++++ Input records

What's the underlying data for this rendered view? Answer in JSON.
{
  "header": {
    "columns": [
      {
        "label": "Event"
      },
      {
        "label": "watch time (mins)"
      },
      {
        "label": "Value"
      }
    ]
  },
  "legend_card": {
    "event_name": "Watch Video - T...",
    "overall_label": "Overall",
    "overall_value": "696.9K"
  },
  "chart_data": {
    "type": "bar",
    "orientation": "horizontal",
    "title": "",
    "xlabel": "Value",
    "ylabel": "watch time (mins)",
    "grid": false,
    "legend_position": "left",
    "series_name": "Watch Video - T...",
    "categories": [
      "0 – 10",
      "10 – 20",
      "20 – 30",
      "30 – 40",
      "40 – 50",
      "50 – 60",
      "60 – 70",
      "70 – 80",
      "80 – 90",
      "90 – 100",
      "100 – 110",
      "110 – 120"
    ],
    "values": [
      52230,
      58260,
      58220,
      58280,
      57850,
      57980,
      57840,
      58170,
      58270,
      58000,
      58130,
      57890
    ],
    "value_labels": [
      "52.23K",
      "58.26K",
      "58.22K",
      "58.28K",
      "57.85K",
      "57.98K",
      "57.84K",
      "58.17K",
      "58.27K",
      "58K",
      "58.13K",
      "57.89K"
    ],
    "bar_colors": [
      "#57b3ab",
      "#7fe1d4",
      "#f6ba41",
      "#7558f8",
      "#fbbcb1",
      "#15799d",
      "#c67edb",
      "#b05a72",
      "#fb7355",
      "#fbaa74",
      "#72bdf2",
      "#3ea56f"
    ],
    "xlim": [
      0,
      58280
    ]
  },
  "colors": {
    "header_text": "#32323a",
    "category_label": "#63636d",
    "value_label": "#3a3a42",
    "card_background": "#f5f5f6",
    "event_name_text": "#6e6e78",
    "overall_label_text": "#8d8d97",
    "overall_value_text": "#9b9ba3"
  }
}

++++++++

* To be done
Above are the records; copy all of them exactly.

* Exercise response
What's the underlying data for this rendered view? Answer in JSON.
{
  "header": {
    "columns": [
      {
        "label": "Event"
      },
      {
        "label": "watch time (mins)"
      },
      {
        "label": "Value"
      }
    ]
  },
  "legend_card": {
    "event_name": "Watch Video - T...",
    "overall_label": "Overall",
    "overall_value": "696.9K"
  },
  "chart_data": {
    "type": "bar",
    "orientation": "horizontal",
    "title": "",
    "xlabel": "Value",
    "ylabel": "watch time (mins)",
    "grid": false,
    "legend_position": "left",
    "series_name": "Watch Video - T...",
    "categories": [
      "0 – 10",
      "10 – 20",
      "20 – 30",
      "30 – 40",
      "40 – 50",
      "50 – 60",
      "60 – 70",
      "70 – 80",
      "80 – 90",
      "90 – 100",
      "100 – 110",
      "110 – 120"
    ],
    "values": [
      52230,
      58260,
      58220,
      58280,
      57850,
      57980,
      57840,
      58170,
      58270,
      58000,
      58130,
      57890
    ],
    "value_labels": [
      "52.23K",
      "58.26K",
      "58.22K",
      "58.28K",
      "57.85K",
      "57.98K",
      "57.84K",
      "58.17K",
      "58.27K",
      "58K",
      "58.13K",
      "57.89K"
    ],
    "bar_colors": [
      "#57b3ab",
      "#7fe1d4",
      "#f6ba41",
      "#7558f8",
      "#fbbcb1",
      "#15799d",
      "#c67edb",
      "#b05a72",
      "#fb7355",
      "#fbaa74",
      "#72bdf2",
      "#3ea56f"
    ],
    "xlim": [
      0,
      58280
    ]
  },
  "colors": {
    "header_text": "#32323a",
    "category_label": "#63636d",
    "value_label": "#3a3a42",
    "card_background": "#f5f5f6",
    "event_name_text": "#6e6e78",
    "overall_label_text": "#8d8d97",
    "overall_value_text": "#9b9ba3"
  }
}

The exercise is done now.